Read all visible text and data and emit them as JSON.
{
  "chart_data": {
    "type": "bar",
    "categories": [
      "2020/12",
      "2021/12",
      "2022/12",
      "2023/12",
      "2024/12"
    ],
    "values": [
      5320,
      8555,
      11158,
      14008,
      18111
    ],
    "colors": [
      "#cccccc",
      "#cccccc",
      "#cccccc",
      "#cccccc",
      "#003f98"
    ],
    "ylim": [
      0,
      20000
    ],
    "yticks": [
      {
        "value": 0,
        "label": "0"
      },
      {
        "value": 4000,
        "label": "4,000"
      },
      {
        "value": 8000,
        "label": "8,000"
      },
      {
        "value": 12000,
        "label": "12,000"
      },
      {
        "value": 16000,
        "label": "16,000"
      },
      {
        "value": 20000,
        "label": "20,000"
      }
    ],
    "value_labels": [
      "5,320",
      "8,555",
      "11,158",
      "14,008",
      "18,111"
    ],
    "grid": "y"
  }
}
☆ ☆ ☆ ☆ ☆ ☆ ☆
*Description of the task*. Print the entries exactly. Include every one.

*Exercise solution*.
Read all visible text and data and emit them as JSON.
{
  "chart_data": {
    "type": "bar",
    "categories": [
      "2020/12",
      "2021/12",
      "2022/12",
      "2023/12",
      "2024/12"
    ],
    "values": [
      5320,
      8555,
      11158,
      14008,
      18111
    ],
    "colors": [
      "#cccccc",
      "#cccccc",
      "#cccccc",
      "#cccccc",
      "#003f98"
    ],
    "ylim": [
      0,
      20000
    ],
    "yticks": [
      {
        "value": 0,
        "label": "0"
      },
      {
        "value": 4000,
        "label": "4,000"
      },
      {
        "value": 8000,
        "label": "8,000"
      },
      {
        "value": 12000,
        "label": "12,000"
      },
      {
        "value": 16000,
        "label": "16,000"
      },
      {
        "value": 20000,
        "label": "20,000"
      }
    ],
    "value_labels": [
      "5,320",
      "8,555",
      "11,158",
      "14,008",
      "18,111"
    ],
    "grid": "y"
  }
}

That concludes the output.